═════ The records ═════

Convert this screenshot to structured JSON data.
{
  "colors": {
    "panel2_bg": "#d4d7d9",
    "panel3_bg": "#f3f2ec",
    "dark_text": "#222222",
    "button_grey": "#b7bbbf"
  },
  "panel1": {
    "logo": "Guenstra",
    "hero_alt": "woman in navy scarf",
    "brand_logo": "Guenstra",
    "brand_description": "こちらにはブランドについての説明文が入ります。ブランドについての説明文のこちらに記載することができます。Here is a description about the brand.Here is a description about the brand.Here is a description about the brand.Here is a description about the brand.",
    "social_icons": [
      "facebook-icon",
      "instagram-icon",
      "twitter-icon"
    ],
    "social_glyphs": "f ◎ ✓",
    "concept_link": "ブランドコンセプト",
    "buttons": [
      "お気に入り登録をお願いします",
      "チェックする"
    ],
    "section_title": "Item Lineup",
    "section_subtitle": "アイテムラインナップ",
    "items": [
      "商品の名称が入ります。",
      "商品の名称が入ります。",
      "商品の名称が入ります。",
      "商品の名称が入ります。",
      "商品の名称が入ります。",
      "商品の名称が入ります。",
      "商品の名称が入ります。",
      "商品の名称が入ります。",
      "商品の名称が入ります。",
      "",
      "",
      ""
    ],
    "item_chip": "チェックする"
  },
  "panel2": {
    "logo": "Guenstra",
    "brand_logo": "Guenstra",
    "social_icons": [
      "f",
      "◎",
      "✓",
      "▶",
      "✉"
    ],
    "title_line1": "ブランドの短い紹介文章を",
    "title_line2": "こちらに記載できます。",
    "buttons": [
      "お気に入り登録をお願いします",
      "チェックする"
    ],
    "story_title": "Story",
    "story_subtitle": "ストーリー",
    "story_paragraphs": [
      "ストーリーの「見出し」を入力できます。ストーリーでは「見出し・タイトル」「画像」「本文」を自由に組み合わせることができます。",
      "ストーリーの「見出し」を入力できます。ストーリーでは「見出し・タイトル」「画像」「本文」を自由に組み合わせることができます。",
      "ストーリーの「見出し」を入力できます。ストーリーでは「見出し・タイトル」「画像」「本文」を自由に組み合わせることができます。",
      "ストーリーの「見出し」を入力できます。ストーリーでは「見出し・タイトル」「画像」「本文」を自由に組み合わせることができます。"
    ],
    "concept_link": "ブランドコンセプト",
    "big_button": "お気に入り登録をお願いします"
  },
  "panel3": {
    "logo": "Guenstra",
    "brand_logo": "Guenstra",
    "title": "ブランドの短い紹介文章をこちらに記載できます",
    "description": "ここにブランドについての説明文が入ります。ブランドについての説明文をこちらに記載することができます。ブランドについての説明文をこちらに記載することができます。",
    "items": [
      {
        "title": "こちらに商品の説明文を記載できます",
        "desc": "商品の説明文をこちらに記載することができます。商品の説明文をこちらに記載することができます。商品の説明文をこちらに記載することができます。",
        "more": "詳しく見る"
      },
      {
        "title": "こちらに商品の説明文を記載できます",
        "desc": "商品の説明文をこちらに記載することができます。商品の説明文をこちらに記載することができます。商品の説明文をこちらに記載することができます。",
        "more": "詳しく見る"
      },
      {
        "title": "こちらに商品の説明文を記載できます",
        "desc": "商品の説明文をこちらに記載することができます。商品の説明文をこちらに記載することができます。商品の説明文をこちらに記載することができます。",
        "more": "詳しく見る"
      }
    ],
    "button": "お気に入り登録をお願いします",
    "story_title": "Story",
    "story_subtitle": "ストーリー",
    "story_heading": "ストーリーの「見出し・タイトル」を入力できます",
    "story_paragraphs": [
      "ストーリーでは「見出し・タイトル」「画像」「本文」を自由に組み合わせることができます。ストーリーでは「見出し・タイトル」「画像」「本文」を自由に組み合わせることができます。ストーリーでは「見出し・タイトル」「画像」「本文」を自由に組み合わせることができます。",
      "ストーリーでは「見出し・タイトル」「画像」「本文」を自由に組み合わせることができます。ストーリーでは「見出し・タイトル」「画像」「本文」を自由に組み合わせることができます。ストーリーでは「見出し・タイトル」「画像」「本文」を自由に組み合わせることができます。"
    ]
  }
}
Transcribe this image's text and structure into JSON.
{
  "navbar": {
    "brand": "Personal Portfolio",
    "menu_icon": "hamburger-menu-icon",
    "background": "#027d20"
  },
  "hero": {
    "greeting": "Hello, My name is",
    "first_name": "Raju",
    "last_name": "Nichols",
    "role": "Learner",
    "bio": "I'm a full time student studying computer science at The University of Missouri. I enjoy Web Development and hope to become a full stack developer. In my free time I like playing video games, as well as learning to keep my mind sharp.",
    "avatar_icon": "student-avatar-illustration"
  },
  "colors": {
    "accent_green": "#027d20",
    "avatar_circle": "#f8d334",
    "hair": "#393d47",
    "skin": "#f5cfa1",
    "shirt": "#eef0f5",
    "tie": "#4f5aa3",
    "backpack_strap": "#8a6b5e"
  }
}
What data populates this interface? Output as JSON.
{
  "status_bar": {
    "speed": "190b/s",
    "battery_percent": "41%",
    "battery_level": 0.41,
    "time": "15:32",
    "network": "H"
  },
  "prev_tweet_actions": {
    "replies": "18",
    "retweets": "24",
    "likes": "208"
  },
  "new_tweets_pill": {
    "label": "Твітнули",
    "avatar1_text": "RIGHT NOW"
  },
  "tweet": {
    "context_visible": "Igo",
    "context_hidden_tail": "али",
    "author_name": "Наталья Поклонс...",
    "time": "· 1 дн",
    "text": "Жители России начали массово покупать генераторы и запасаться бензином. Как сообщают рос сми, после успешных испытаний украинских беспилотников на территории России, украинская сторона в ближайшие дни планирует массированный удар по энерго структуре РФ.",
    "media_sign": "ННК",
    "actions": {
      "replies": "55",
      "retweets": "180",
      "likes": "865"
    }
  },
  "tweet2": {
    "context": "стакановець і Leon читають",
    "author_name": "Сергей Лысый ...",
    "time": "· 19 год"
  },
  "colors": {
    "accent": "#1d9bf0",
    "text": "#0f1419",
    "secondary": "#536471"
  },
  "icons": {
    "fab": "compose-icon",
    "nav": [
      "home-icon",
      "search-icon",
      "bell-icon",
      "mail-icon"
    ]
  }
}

═════

→ What you will do:
Please reproduce the entire listing, exactly as shown.

→ Written solution:
Convert this screenshot to structured JSON data.
{
  "colors": {
    "panel2_bg": "#d4d7d9",
    "panel3_bg": "#f3f2ec",
    "dark_text": "#222222",
    "button_grey": "#b7bbbf"
  },
  "panel1": {
    "logo": "Guenstra",
    "hero_alt": "woman in navy scarf",
    "brand_logo": "Guenstra",
    "brand_description": "こちらにはブランドについての説明文が入ります。ブランドについての説明文のこちらに記載することができます。Here is a description about the brand.Here is a description about the brand.Here is a description about the brand.Here is a description about the brand.",
    "social_icons": [
      "facebook-icon",
      "instagram-icon",
      "twitter-icon"
    ],
    "social_glyphs": "f ◎ ✓",
    "concept_link": "ブランドコンセプト",
    "buttons": [
      "お気に入り登録をお願いします",
      "チェックする"
    ],
    "section_title": "Item Lineup",
    "section_subtitle": "アイテムラインナップ",
    "items": [
      "商品の名称が入ります。",
      "商品の名称が入ります。",
      "商品の名称が入ります。",
      "商品の名称が入ります。",
      "商品の名称が入ります。",
      "商品の名称が入ります。",
      "商品の名称が入ります。",
      "商品の名称が入ります。",
      "商品の名称が入ります。",
      "",
      "",
      ""
    ],
    "item_chip": "チェックする"
  },
  "panel2": {
    "logo": "Guenstra",
    "brand_logo": "Guenstra",
    "social_icons": [
      "f",
      "◎",
      "✓",
      "▶",
      "✉"
    ],
    "title_line1": "ブランドの短い紹介文章を",
    "title_line2": "こちらに記載できます。",
    "buttons": [
      "お気に入り登録をお願いします",
      "チェックする"
    ],
    "story_title": "Story",
    "story_subtitle": "ストーリー",
    "story_paragraphs": [
      "ストーリーの「見出し」を入力できます。ストーリーでは「見出し・タイトル」「画像」「本文」を自由に組み合わせることができます。",
      "ストーリーの「見出し」を入力できます。ストーリーでは「見出し・タイトル」「画像」「本文」を自由に組み合わせることができます。",
      "ストーリーの「見出し」を入力できます。ストーリーでは「見出し・タイトル」「画像」「本文」を自由に組み合わせることができます。",
      "ストーリーの「見出し」を入力できます。ストーリーでは「見出し・タイトル」「画像」「本文」を自由に組み合わせることができます。"
    ],
    "concept_link": "ブランドコンセプト",
    "big_button": "お気に入り登録をお願いします"
  },
  "panel3": {
    "logo": "Guenstra",
    "brand_logo": "Guenstra",
    "title": "ブランドの短い紹介文章をこちらに記載できます",
    "description": "ここにブランドについての説明文が入ります。ブランドについての説明文をこちらに記載することができます。ブランドについての説明文をこちらに記載することができます。",
    "items": [
      {
        "title": "こちらに商品の説明文を記載できます",
        "desc": "商品の説明文をこちらに記載することができます。商品の説明文をこちらに記載することができます。商品の説明文をこちらに記載することができます。",
        "more": "詳しく見る"
      },
      {
        "title": "こちらに商品の説明文を記載できます",
        "desc": "商品の説明文をこちらに記載することができます。商品の説明文をこちらに記載することができます。商品の説明文をこちらに記載することができます。",
        "more": "詳しく見る"
      },
      {
        "title": "こちらに商品の説明文を記載できます",
        "desc": "商品の説明文をこちらに記載することができます。商品の説明文をこちらに記載することができます。商品の説明文をこちらに記載することができます。",
        "more": "詳しく見る"
      }
    ],
    "button": "お気に入り登録をお願いします",
    "story_title": "Story",
    "story_subtitle": "ストーリー",
    "story_heading": "ストーリーの「見出し・タイトル」を入力できます",
    "story_paragraphs": [
      "ストーリーでは「見出し・タイトル」「画像」「本文」を自由に組み合わせることができます。ストーリーでは「見出し・タイトル」「画像」「本文」を自由に組み合わせることができます。ストーリーでは「見出し・タイトル」「画像」「本文」を自由に組み合わせることができます。",
      "ストーリーでは「見出し・タイトル」「画像」「本文」を自由に組み合わせることができます。ストーリーでは「見出し・タイトル」「画像」「本文」を自由に組み合わせることができます。ストーリーでは「見出し・タイトル」「画像」「本文」を自由に組み合わせることができます。"
    ]
  }
}
Transcribe this image's text and structure into JSON.
{
  "navbar": {
    "brand": "Personal Portfolio",
    "menu_icon": "hamburger-menu-icon",
    "background": "#027d20"
  },
  "hero": {
    "greeting": "Hello, My name is",
    "first_name": "Raju",
    "last_name": "Nichols",
    "role": "Learner",
    "bio": "I'm a full time student studying computer science at The University of Missouri. I enjoy Web Development and hope to become a full stack developer. In my free time I like playing video games, as well as learning to keep my mind sharp.",
    "avatar_icon": "student-avatar-illustration"
  },
  "colors": {
    "accent_green": "#027d20",
    "avatar_circle": "#f8d334",
    "hair": "#393d47",
    "skin": "#f5cfa1",
    "shirt": "#eef0f5",
    "tie": "#4f5aa3",
    "backpack_strap": "#8a6b5e"
  }
}
What data populates this interface? Output as JSON.
{
  "status_bar": {
    "speed": "190b/s",
    "battery_percent": "41%",
    "battery_level": 0.41,
    "time": "15:32",
    "network": "H"
  },
  "prev_tweet_actions": {
    "replies": "18",
    "retweets": "24",
    "likes": "208"
  },
  "new_tweets_pill": {
    "label": "Твітнули",
    "avatar1_text": "RIGHT NOW"
  },
  "tweet": {
    "context_visible": "Igo",
    "context_hidden_tail": "али",
    "author_name": "Наталья Поклонс...",
    "time": "· 1 дн",
    "text": "Жители России начали массово покупать генераторы и запасаться бензином. Как сообщают рос сми, после успешных испытаний украинских беспилотников на территории России, украинская сторона в ближайшие дни планирует массированный удар по энерго структуре РФ.",
    "media_sign": "ННК",
    "actions": {
      "replies": "55",
      "retweets": "180",
      "likes": "865"
    }
  },
  "tweet2": {
    "context": "стакановець і Leon читають",
    "author_name": "Сергей Лысый ...",
    "time": "· 19 год"
  },
  "colors": {
    "accent": "#1d9bf0",
    "text": "#0f1419",
    "secondary": "#536471"
  },
  "icons": {
    "fab": "compose-icon",
    "nav": [
      "home-icon",
      "search-icon",
      "bell-icon",
      "mail-icon"
    ]
  }
}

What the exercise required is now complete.